### Task instructions
Collect every line below that contains the word "aggregative".

Records supplied start

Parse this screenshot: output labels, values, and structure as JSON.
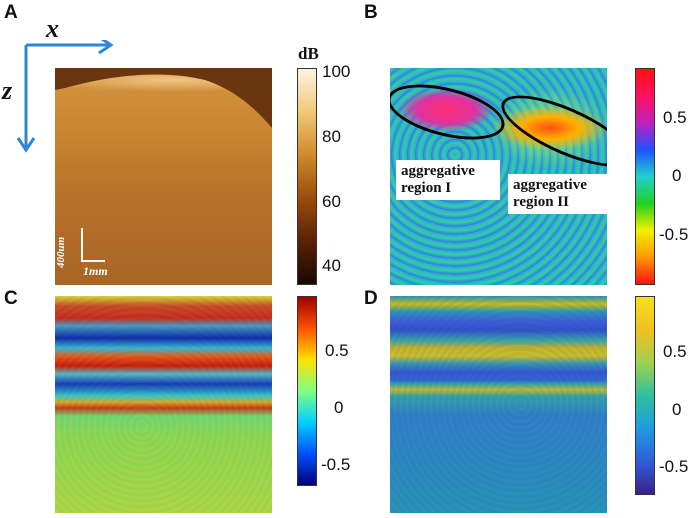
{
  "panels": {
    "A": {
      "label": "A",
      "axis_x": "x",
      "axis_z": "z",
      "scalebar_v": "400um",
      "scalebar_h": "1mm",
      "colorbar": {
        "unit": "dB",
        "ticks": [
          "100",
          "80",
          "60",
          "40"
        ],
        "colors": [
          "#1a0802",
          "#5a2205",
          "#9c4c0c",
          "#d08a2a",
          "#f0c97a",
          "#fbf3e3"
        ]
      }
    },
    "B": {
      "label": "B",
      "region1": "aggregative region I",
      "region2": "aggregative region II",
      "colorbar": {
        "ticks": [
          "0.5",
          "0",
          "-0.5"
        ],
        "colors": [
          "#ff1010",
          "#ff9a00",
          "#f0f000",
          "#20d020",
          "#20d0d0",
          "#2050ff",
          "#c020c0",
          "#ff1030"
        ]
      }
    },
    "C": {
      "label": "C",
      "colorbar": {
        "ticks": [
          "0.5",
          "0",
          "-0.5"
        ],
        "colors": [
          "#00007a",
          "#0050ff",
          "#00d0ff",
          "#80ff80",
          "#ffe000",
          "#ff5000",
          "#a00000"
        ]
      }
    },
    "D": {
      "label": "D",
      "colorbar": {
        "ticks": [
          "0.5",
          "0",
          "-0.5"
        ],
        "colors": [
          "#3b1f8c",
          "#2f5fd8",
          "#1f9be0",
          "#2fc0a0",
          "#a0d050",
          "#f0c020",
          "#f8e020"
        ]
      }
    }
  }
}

Records supplied end
Records supplied start

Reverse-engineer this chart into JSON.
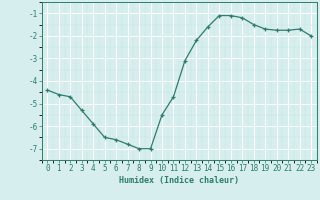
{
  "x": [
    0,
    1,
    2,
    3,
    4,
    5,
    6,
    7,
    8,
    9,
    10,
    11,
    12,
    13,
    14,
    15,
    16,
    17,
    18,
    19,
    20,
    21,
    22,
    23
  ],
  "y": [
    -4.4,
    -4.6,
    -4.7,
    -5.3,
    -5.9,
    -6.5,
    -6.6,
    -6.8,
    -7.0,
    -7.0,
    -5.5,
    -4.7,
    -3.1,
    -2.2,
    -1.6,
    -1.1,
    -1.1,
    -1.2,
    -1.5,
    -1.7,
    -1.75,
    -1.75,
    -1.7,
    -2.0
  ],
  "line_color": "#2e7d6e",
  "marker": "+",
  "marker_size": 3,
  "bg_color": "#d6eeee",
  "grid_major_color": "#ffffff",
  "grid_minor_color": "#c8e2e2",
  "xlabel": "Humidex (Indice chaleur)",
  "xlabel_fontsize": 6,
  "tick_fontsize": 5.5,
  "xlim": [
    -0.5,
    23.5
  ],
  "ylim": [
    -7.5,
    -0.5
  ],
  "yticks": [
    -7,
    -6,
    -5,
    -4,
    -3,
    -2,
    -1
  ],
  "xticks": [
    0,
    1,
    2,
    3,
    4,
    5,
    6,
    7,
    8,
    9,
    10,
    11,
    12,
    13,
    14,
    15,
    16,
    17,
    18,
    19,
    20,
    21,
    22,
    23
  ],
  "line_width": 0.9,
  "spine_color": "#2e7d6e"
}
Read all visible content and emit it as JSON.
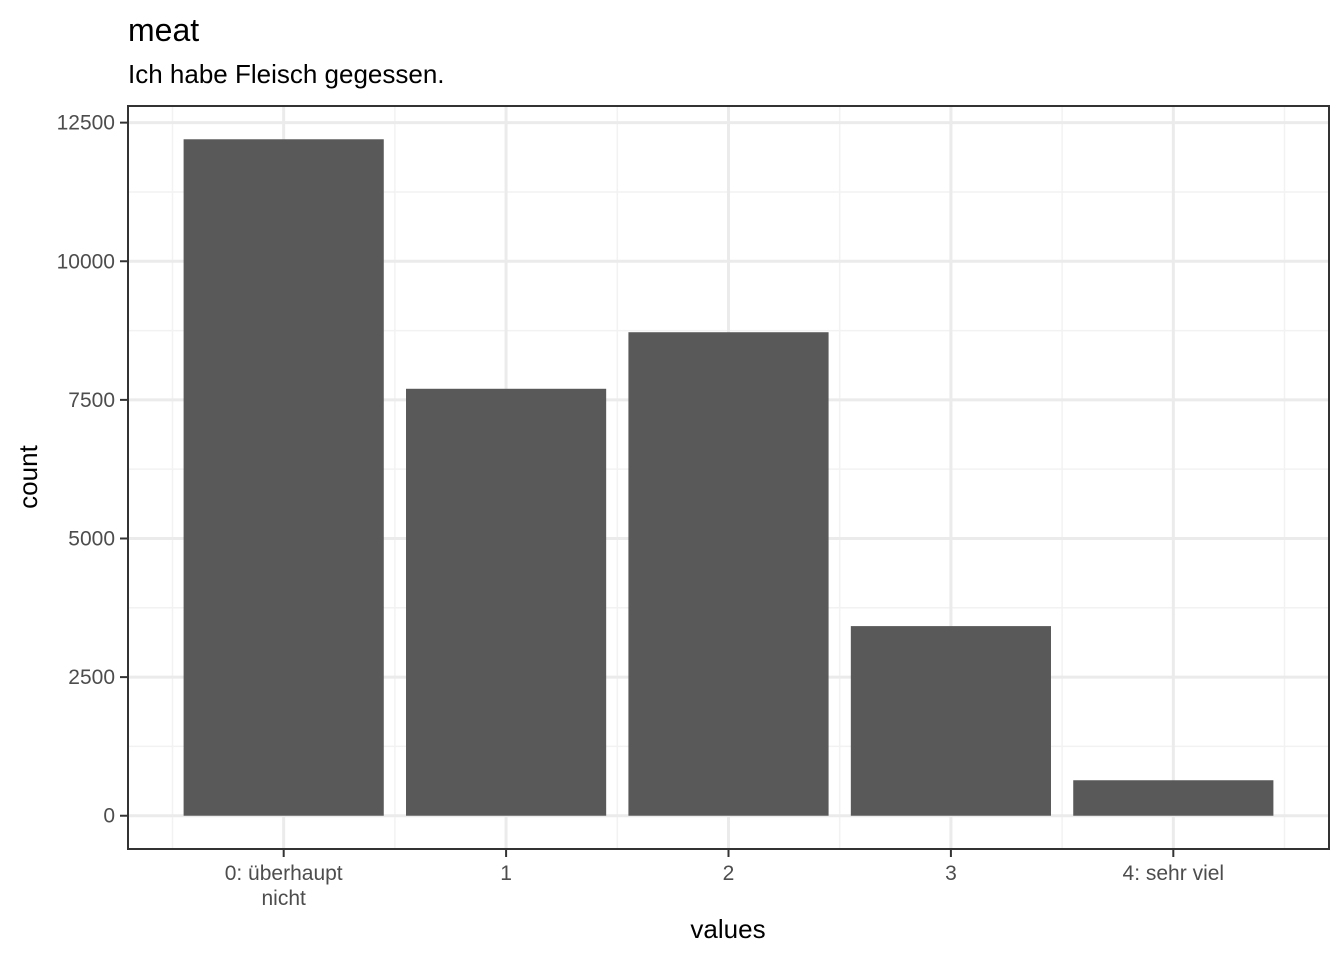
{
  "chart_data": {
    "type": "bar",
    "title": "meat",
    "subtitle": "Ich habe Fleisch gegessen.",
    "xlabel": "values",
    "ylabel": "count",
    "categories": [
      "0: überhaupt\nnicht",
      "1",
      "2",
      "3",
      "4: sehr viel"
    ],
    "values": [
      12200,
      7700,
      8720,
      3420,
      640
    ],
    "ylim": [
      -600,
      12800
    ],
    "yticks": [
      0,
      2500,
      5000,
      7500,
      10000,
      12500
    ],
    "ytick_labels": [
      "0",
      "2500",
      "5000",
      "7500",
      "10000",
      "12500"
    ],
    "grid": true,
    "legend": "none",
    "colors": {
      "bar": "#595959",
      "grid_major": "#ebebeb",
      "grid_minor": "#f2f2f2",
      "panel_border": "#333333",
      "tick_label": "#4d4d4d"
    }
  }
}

Records supplied end

### Written response
      "region1": "aggregative region I",
      "region2": "aggregative region II",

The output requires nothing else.